(begin)

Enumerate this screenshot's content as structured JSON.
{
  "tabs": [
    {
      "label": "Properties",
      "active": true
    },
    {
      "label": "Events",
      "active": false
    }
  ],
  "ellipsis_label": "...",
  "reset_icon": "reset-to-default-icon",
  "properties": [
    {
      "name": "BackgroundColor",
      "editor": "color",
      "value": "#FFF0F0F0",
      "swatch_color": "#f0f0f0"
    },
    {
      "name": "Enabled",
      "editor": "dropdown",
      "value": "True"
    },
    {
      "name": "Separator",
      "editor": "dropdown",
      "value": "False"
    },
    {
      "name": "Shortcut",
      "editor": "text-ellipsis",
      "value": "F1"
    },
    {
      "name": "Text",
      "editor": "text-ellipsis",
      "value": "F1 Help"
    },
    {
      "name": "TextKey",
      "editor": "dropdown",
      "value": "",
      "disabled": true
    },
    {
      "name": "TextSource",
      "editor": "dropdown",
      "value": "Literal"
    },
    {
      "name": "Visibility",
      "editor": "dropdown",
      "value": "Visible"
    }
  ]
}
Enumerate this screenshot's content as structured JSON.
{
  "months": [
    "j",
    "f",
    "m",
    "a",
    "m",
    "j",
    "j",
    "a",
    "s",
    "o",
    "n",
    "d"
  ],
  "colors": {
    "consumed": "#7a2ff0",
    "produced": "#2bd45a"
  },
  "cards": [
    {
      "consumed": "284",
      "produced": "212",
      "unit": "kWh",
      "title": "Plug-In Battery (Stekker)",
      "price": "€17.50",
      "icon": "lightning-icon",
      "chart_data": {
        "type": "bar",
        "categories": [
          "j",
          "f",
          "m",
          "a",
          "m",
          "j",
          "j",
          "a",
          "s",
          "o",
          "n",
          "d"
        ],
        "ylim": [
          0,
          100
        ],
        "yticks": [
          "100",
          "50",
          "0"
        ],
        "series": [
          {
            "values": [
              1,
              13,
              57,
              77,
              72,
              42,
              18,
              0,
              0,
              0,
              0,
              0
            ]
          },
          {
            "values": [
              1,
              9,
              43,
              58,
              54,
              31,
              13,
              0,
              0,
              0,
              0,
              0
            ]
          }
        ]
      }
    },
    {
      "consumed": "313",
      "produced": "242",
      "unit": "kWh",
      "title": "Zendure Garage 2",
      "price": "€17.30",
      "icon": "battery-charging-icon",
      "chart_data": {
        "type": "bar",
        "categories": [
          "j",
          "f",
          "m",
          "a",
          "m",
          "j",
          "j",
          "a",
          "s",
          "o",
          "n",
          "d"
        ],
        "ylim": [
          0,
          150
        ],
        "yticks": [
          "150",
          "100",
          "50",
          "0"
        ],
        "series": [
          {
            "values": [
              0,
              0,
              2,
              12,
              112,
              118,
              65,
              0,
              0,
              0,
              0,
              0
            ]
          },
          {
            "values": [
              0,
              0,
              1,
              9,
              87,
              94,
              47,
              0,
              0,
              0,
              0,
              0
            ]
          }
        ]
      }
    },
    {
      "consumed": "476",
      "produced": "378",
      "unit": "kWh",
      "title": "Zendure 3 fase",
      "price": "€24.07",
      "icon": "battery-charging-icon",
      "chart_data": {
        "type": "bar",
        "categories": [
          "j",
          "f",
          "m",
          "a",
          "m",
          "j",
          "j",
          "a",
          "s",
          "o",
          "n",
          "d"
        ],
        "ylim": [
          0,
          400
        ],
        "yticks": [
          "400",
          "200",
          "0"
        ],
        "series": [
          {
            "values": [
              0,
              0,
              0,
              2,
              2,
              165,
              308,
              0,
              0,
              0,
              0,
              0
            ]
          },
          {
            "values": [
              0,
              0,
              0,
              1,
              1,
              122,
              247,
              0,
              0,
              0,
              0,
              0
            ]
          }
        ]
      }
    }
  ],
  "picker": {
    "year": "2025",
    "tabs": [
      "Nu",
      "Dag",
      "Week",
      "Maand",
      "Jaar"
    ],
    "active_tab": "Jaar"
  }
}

(end)

Stated task
Repeat the whole listing exactly, keeping every line intact.

Worked solution
Enumerate this screenshot's content as structured JSON.
{
  "tabs": [
    {
      "label": "Properties",
      "active": true
    },
    {
      "label": "Events",
      "active": false
    }
  ],
  "ellipsis_label": "...",
  "reset_icon": "reset-to-default-icon",
  "properties": [
    {
      "name": "BackgroundColor",
      "editor": "color",
      "value": "#FFF0F0F0",
      "swatch_color": "#f0f0f0"
    },
    {
      "name": "Enabled",
      "editor": "dropdown",
      "value": "True"
    },
    {
      "name": "Separator",
      "editor": "dropdown",
      "value": "False"
    },
    {
      "name": "Shortcut",
      "editor": "text-ellipsis",
      "value": "F1"
    },
    {
      "name": "Text",
      "editor": "text-ellipsis",
      "value": "F1 Help"
    },
    {
      "name": "TextKey",
      "editor": "dropdown",
      "value": "",
      "disabled": true
    },
    {
      "name": "TextSource",
      "editor": "dropdown",
      "value": "Literal"
    },
    {
      "name": "Visibility",
      "editor": "dropdown",
      "value": "Visible"
    }
  ]
}
Enumerate this screenshot's content as structured JSON.
{
  "months": [
    "j",
    "f",
    "m",
    "a",
    "m",
    "j",
    "j",
    "a",
    "s",
    "o",
    "n",
    "d"
  ],
  "colors": {
    "consumed": "#7a2ff0",
    "produced": "#2bd45a"
  },
  "cards": [
    {
      "consumed": "284",
      "produced": "212",
      "unit": "kWh",
      "title": "Plug-In Battery (Stekker)",
      "price": "€17.50",
      "icon": "lightning-icon",
      "chart_data": {
        "type": "bar",
        "categories": [
          "j",
          "f",
          "m",
          "a",
          "m",
          "j",
          "j",
          "a",
          "s",
          "o",
          "n",
          "d"
        ],
        "ylim": [
          0,
          100
        ],
        "yticks": [
          "100",
          "50",
          "0"
        ],
        "series": [
          {
            "values": [
              1,
              13,
              57,
              77,
              72,
              42,
              18,
              0,
              0,
              0,
              0,
              0
            ]
          },
          {
            "values": [
              1,
              9,
              43,
              58,
              54,
              31,
              13,
              0,
              0,
              0,
              0,
              0
            ]
          }
        ]
      }
    },
    {
      "consumed": "313",
      "produced": "242",
      "unit": "kWh",
      "title": "Zendure Garage 2",
      "price": "€17.30",
      "icon": "battery-charging-icon",
      "chart_data": {
        "type": "bar",
        "categories": [
          "j",
          "f",
          "m",
          "a",
          "m",
          "j",
          "j",
          "a",
          "s",
          "o",
          "n",
          "d"
        ],
        "ylim": [
          0,
          150
        ],
        "yticks": [
          "150",
          "100",
          "50",
          "0"
        ],
        "series": [
          {
            "values": [
              0,
              0,
              2,
              12,
              112,
              118,
              65,
              0,
              0,
              0,
              0,
              0
            ]
          },
          {
            "values": [
              0,
              0,
              1,
              9,
              87,
              94,
              47,
              0,
              0,
              0,
              0,
              0
            ]
          }
        ]
      }
    },
    {
      "consumed": "476",
      "produced": "378",
      "unit": "kWh",
      "title": "Zendure 3 fase",
      "price": "€24.07",
      "icon": "battery-charging-icon",
      "chart_data": {
        "type": "bar",
        "categories": [
          "j",
          "f",
          "m",
          "a",
          "m",
          "j",
          "j",
          "a",
          "s",
          "o",
          "n",
          "d"
        ],
        "ylim": [
          0,
          400
        ],
        "yticks": [
          "400",
          "200",
          "0"
        ],
        "series": [
          {
            "values": [
              0,
              0,
              0,
              2,
              2,
              165,
              308,
              0,
              0,
              0,
              0,
              0
            ]
          },
          {
            "values": [
              0,
              0,
              0,
              1,
              1,
              122,
              247,
              0,
              0,
              0,
              0,
              0
            ]
          }
        ]
      }
    }
  ],
  "picker": {
    "year": "2025",
    "tabs": [
      "Nu",
      "Dag",
      "Week",
      "Maand",
      "Jaar"
    ],
    "active_tab": "Jaar"
  }
}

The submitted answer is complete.